# [WORK TO COMPLETE]
Transcribe the records below exactly as they appear, omitting any pictures.

# [STORED RECORDS]
================================
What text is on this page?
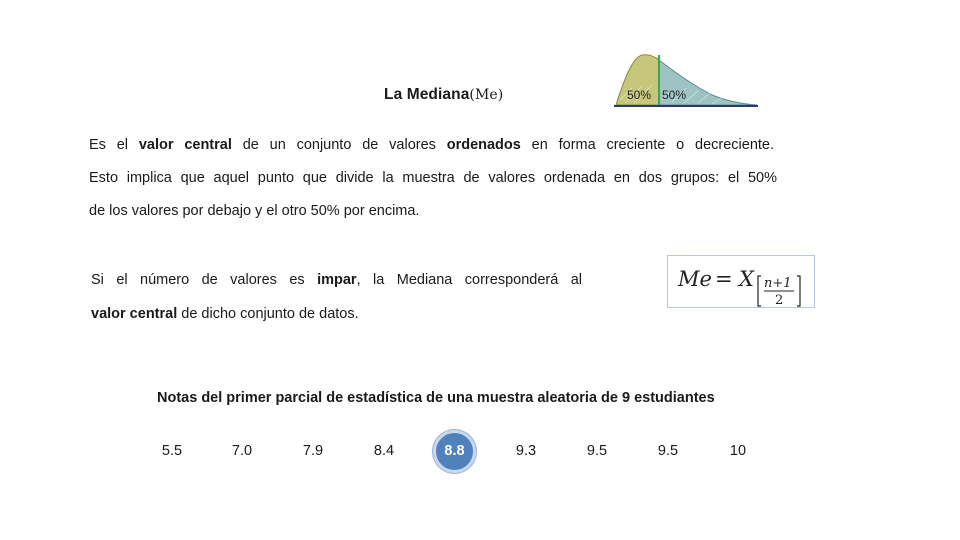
La Mediana(Me)	50% 50%
Es el valor central de un conjunto de valores ordenados en forma creciente o decreciente.
Esto implica que aquel punto que divide la muestra de valores ordenada en dos grupos: el 50%
de los valores por debajo y el otro 50% por encima.
Si el número de valores es impar, la Mediana corresponderá al
valor central de dicho conjunto de datos.
Me = X n+1
2
Notas del primer parcial de estadística de una muestra aleatoria de 9 estudiantes
8.8
5.5	7.0	7.9	8.4	9.3	9.5	9.5	10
================================
# [RESPONSE TO THE EXERCISE]
What text is on this page?
La Mediana(Me)	50% 50%
Es el valor central de un conjunto de valores ordenados en forma creciente o decreciente.
Esto implica que aquel punto que divide la muestra de valores ordenada en dos grupos: el 50%
de los valores por debajo y el otro 50% por encima.
Si el número de valores es impar, la Mediana corresponderá al
valor central de dicho conjunto de datos.
Me = X n+1
2
Notas del primer parcial de estadística de una muestra aleatoria de 9 estudiantes
8.8
5.5	7.0	7.9	8.4	9.3	9.5	9.5	10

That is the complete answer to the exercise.